Extrait présenté:
Déceler les opportunités ignorées par le marché

CHARLES MONOT

Interview de Charles Monot - Gérant du fonds et co-fondateur de Monocle AM.

 

Co-Fondateur de Monocle AM, vous n’en êtes pas à votre première création d’entreprise. Comment êtes- vous venu à la gestion d’actifs ?
En effet, Monocle Asset Management n’est pas ma première initiative entrepreneuriale. Après un début de carrière dans la finance chez PaineWebber et Smith Barney, j’ai créé une première entreprise, ICY Software, qui concevait des logiciels de gestion de stratégies sur options de change. C’est suite à la vente d’actifs industriels familiaux et quelques essais non concluants avec des banques privées à qui nous avions confié les produits de cette vente que j’ai décidé de créer un family office ad hoc, Iceberg Finance, qui s’est peu à peu ouvert à d’autres patrimoines.

Que s’est-il passé ensuite ?
Avec le retour de la volatilité en 2008, nous avons pris conscience de la pertinence d’un véhicule d’investissement commun, patrimonial et flexible, pour l’ensemble des clients du family office. C’est ainsi que la première version du fonds Monocle a vu le jour avec pour objectif double de protéger le capital confié et d’accroître le pouvoir d’achat de nos clients. Après avoir, dans un premier temps, eu recours à la multigestion, le fonds a trouvé sa forme actuelle en 2015, date à laquelle nous avons fait évoluer son processus de gestion pour nous consacrer pleinement à la gestion d’actifs en direct.

Pourquoi avoir renoncé à la multigestion ?
Cette décision trouve son origine dans l’affaire Volkswagen. L’annonce, relayée par les médias, d’une amende record initiale de 18 milliards de dollars a fait plonger les cours de bourse du constructeur automobile allemand. Nous étions alors investis dans deux fonds qui détenaient des titres Volkswagen. Curieux de nature, j’ai recherché et trouvé les textes de loi américains en lien avec la situation pour découvrir, au travers de la lecture d’une vingtaine de pages, que des dégressivités s’appliqueraient et qu’en conséquence l’amende du groupe allemand serait très substantiellement inférieure au chiffre évoqué. J’ai soumis mes recherches aux gérants qui n’ont pas manifesté d’intérêt pour l’information. Nous avons alors retiré l’ensemble de nos avoirs et avons mobilisé une partie de ce capital pour investir dans Volkswagen. Nous avons ainsi bénéficié d’une réappréciation du titre de l’ordre de 20 % en trois mois. Cet exemple résume assez bien nos exigences en matière de gestion d’actifs.

Comment caractérisez-vous votre approche ?

Travail demandé:
• A. Les affirmations suivantes sont-elles conformes à l’entretien ? Répondez par oui ou par non et citez les mots décisifs du texte.
(i) Charles Monot a commencé sa carrière chez PaineWebber et Smith Barney.
(ii) Le fonds Monocle a pris sa forme actuelle en 2008.
(iii) Les gérants des deux fonds se sont intéressés aux recherches de Charles Monot sur l’amende de Volkswagen.
• B. Répondez à chaque question d’après l’entretien.
(i) Que concevait l’entreprise ICY Software ?
(ii) Quel était le montant initial de l’amende annoncée pour Volkswagen ?
(iii) De combien le titre Volkswagen s’est-il réapprécié, et sur quelle durée ?
• C. Résumez l’entretien en trois phrases.

Données fournies:
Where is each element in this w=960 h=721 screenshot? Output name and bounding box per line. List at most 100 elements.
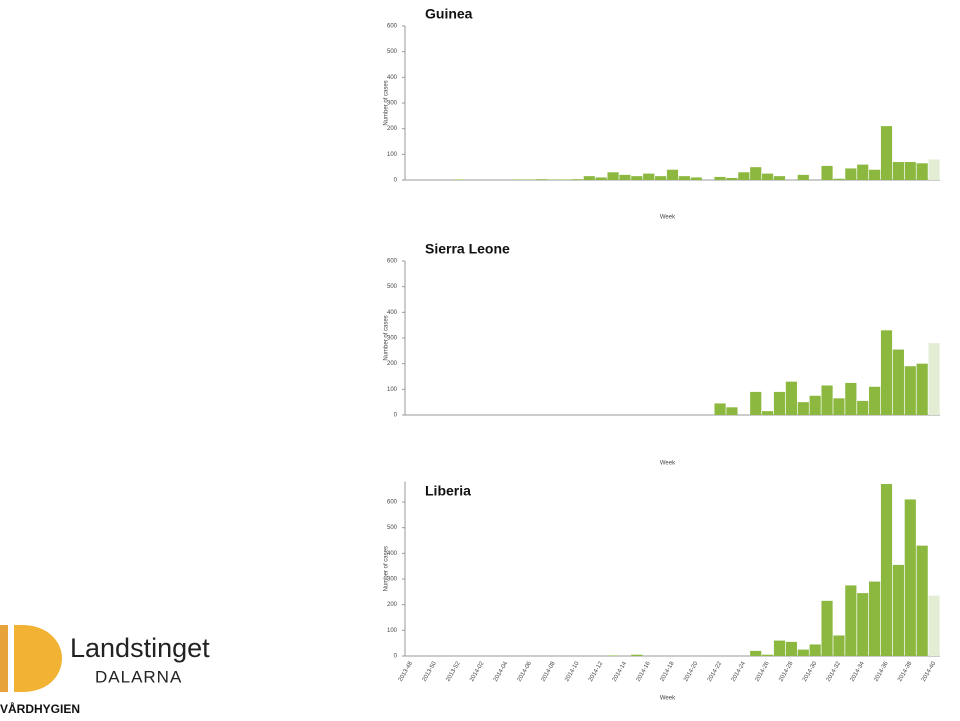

Réponses dans l’ordre:
• A.
(i) Oui : « Après un début de carrière dans la finance chez PaineWebber et Smith Barney ».
(ii) Non : « le fonds a trouvé sa forme actuelle en 2015 ».
(iii) Non : « J’ai soumis mes recherches aux gérants qui n’ont pas manifesté d’intérêt pour l’information. »

• B.
(i) Des logiciels de gestion de stratégies sur options de change.
(ii) 18 milliards de dollars.
(iii) De l’ordre de 20 %, en trois mois.

• C. Après un début de carrière chez PaineWebber et Smith Barney et la création d’ICY Software, Charles Monot a fondé le family office Iceberg Finance à la suite de la vente d’actifs industriels familiaux. Avec le retour de la volatilité en 2008, le fonds Monocle est né pour protéger le capital confié et accroître le pouvoir d’achat des clients, puis il a abandonné la multigestion en 2015 au profit de la gestion d’actifs en direct. Ce choix vient de l’affaire Volkswagen : la lecture des textes de loi américains montrait que l’amende serait très inférieure au chiffre annoncé, mais les gérants ne s’y sont pas intéressés, si bien que les avoirs ont été retirés et en partie investis dans Volkswagen, dont le titre s’est réapprécié d’environ 20 % en trois mois.